*Source data:*
§

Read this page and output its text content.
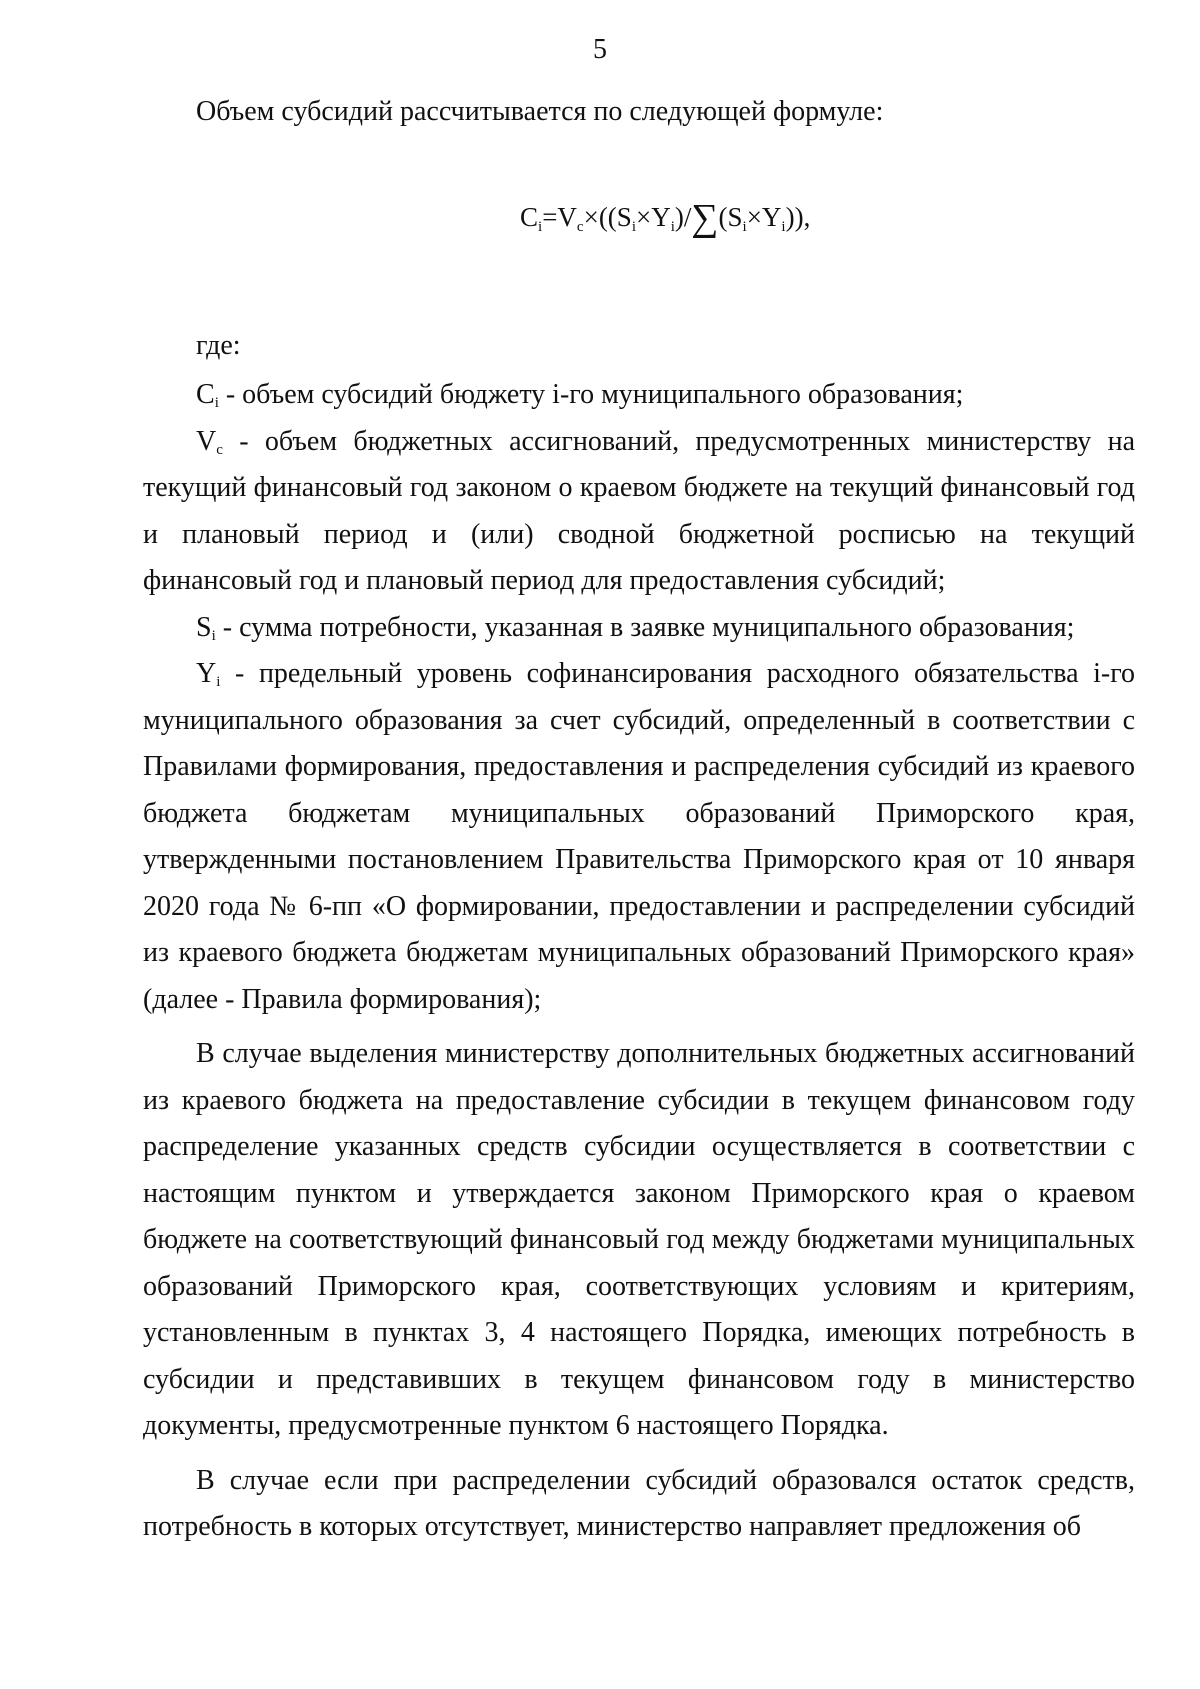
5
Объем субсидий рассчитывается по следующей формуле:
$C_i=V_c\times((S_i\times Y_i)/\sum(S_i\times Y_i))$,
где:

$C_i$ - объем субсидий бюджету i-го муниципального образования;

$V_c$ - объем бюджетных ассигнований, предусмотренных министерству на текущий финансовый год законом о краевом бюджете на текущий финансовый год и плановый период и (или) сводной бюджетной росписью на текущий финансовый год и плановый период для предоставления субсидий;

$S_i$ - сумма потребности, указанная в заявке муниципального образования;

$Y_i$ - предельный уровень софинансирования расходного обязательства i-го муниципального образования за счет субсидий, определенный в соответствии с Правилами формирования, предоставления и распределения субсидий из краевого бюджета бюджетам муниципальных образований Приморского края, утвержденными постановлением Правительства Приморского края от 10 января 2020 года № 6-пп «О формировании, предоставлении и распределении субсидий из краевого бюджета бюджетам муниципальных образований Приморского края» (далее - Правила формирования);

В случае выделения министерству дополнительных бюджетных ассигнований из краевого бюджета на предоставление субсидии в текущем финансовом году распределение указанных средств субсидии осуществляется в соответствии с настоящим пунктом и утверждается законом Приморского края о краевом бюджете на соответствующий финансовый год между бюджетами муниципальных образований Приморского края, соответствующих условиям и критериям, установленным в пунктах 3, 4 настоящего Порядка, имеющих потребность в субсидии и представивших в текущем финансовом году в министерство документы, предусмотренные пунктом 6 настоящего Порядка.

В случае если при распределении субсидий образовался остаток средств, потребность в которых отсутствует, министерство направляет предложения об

§

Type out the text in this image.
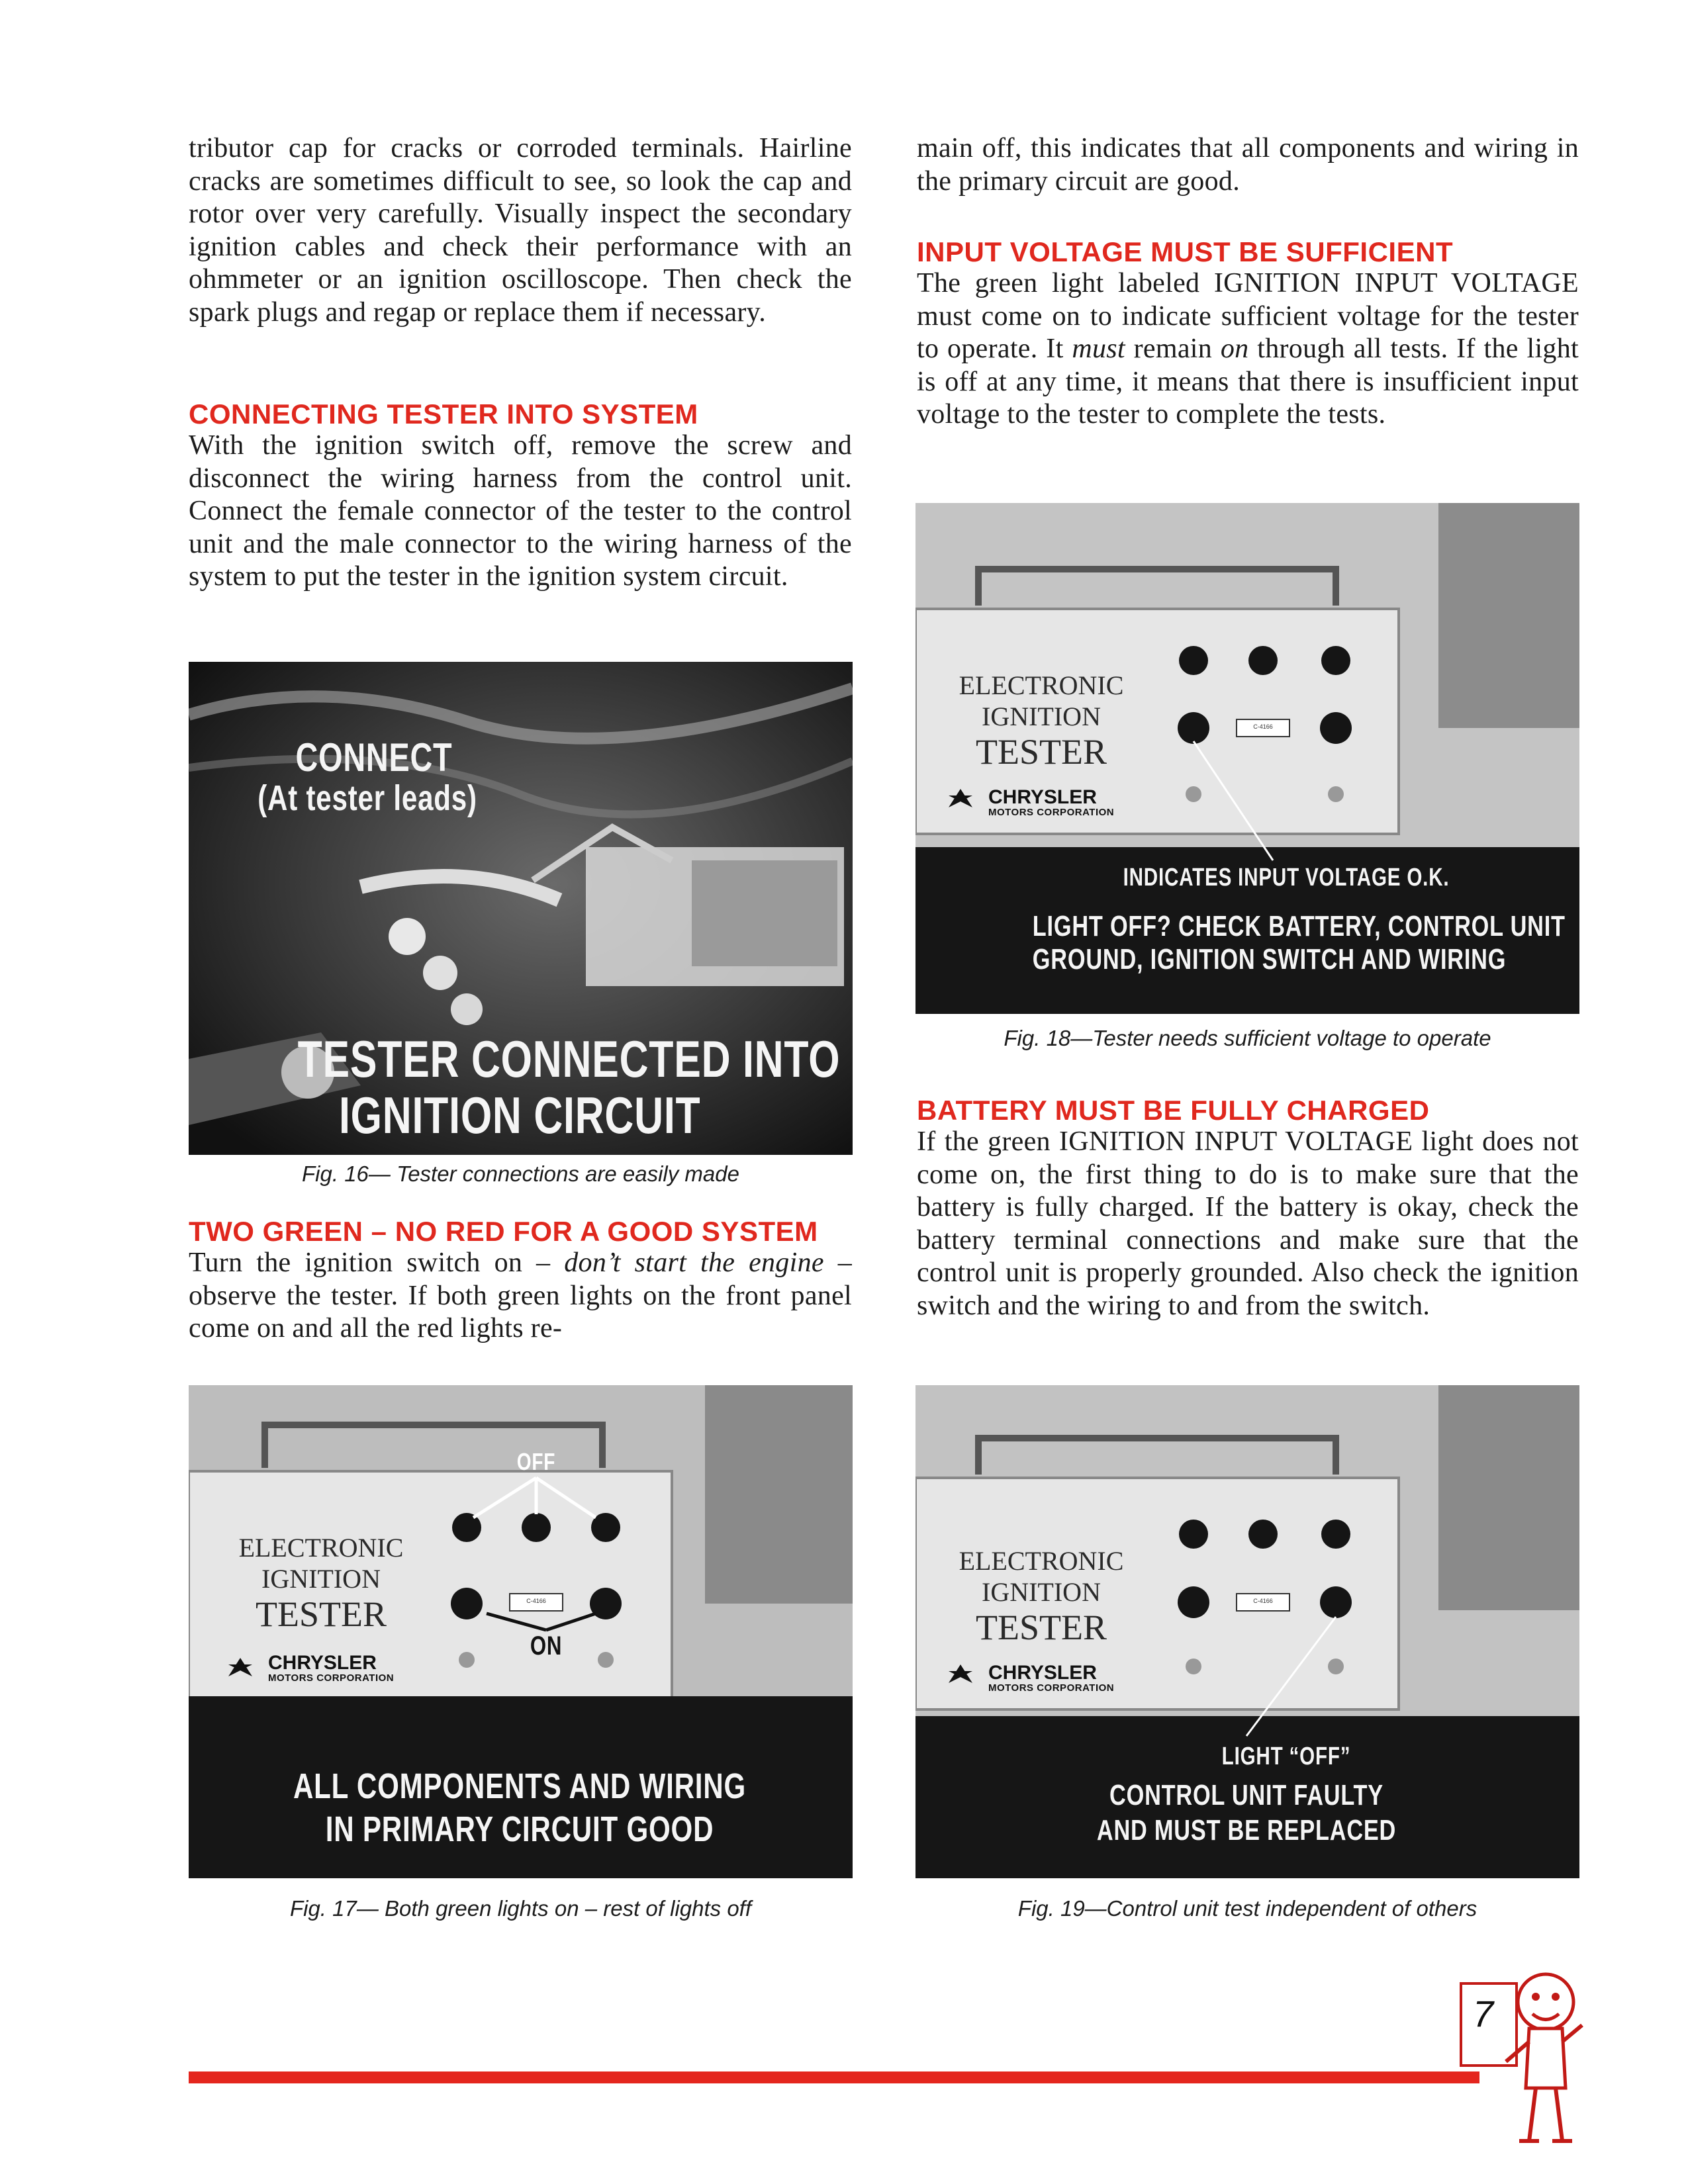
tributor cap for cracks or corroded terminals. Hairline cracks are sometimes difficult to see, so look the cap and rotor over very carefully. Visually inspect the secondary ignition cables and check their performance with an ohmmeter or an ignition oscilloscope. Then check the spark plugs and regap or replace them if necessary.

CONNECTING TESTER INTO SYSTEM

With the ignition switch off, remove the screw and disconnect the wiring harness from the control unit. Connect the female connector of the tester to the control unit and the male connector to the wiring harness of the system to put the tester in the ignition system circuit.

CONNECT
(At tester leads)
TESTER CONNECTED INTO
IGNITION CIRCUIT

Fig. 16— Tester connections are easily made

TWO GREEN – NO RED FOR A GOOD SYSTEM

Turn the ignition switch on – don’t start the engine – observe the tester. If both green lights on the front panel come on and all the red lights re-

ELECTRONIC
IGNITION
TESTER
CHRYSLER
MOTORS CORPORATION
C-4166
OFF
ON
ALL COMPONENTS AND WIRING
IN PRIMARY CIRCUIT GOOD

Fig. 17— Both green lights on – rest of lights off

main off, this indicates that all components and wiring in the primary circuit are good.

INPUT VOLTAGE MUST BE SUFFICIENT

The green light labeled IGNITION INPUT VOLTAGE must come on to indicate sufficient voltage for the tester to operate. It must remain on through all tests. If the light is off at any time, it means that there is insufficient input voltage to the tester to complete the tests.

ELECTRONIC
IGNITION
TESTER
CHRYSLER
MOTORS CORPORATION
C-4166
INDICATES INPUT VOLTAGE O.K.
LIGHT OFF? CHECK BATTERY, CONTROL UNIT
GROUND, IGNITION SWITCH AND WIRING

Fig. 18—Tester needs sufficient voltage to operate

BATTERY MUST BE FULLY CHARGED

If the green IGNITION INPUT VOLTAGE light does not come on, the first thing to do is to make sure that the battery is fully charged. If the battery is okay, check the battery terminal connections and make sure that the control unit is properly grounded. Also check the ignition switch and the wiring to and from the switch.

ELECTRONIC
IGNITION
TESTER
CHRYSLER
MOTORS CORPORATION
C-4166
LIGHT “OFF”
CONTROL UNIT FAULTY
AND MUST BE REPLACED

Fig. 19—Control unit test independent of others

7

§

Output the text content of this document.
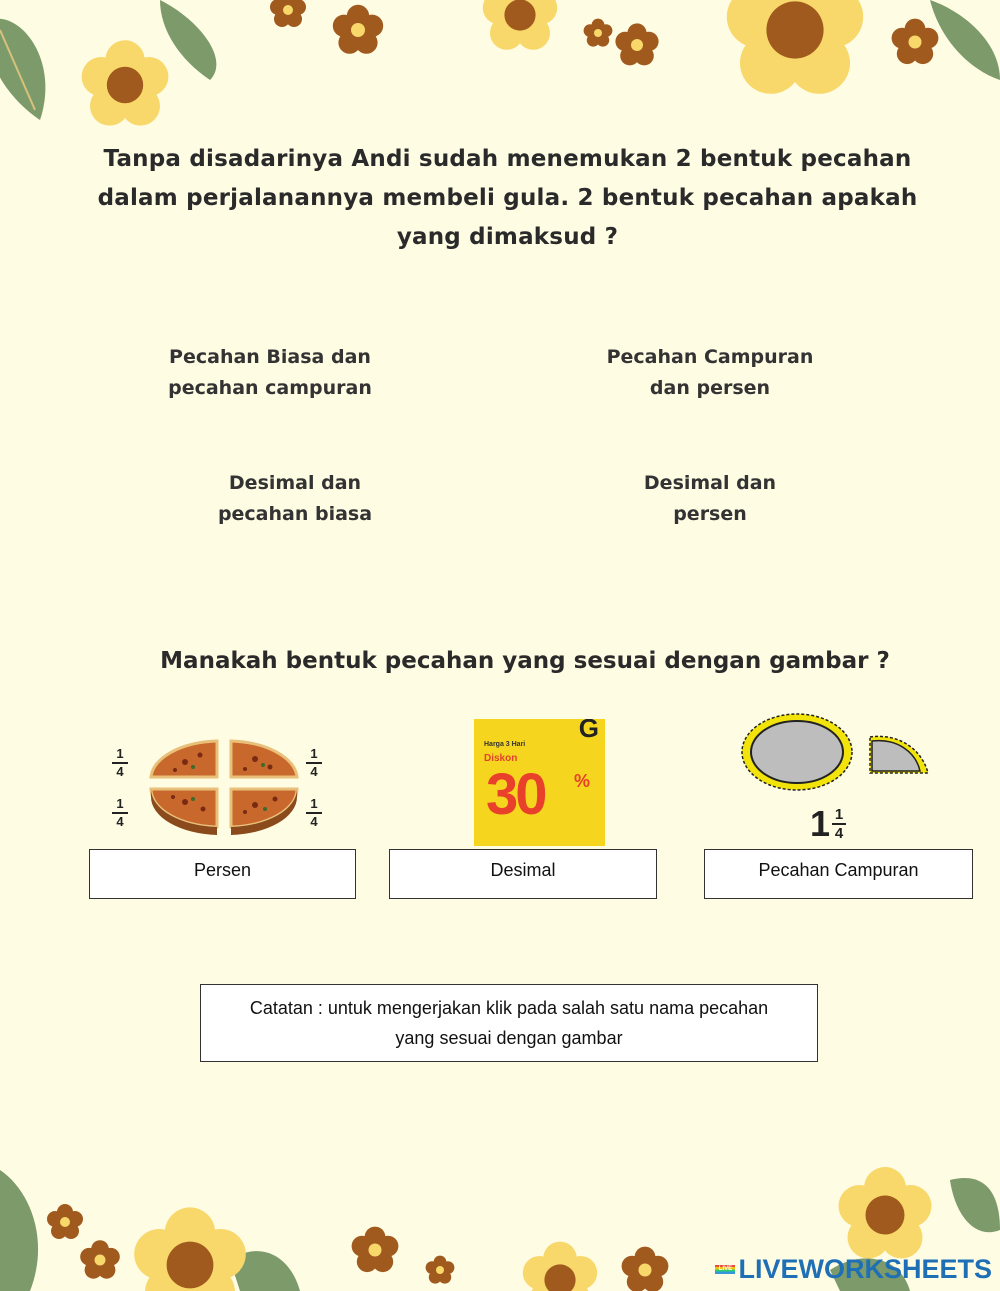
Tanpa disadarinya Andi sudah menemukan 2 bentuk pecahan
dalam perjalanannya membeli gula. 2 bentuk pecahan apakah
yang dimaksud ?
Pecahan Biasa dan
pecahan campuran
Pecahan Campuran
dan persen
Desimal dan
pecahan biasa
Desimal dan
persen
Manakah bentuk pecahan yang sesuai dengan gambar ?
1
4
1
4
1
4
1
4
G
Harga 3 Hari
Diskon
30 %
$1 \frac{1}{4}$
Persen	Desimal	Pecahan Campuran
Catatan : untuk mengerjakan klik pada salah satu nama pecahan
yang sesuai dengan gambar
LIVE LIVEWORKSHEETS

§

Among these entries, how many lines include the string "from"? Reply with the number by itself.

*Task solution:* 2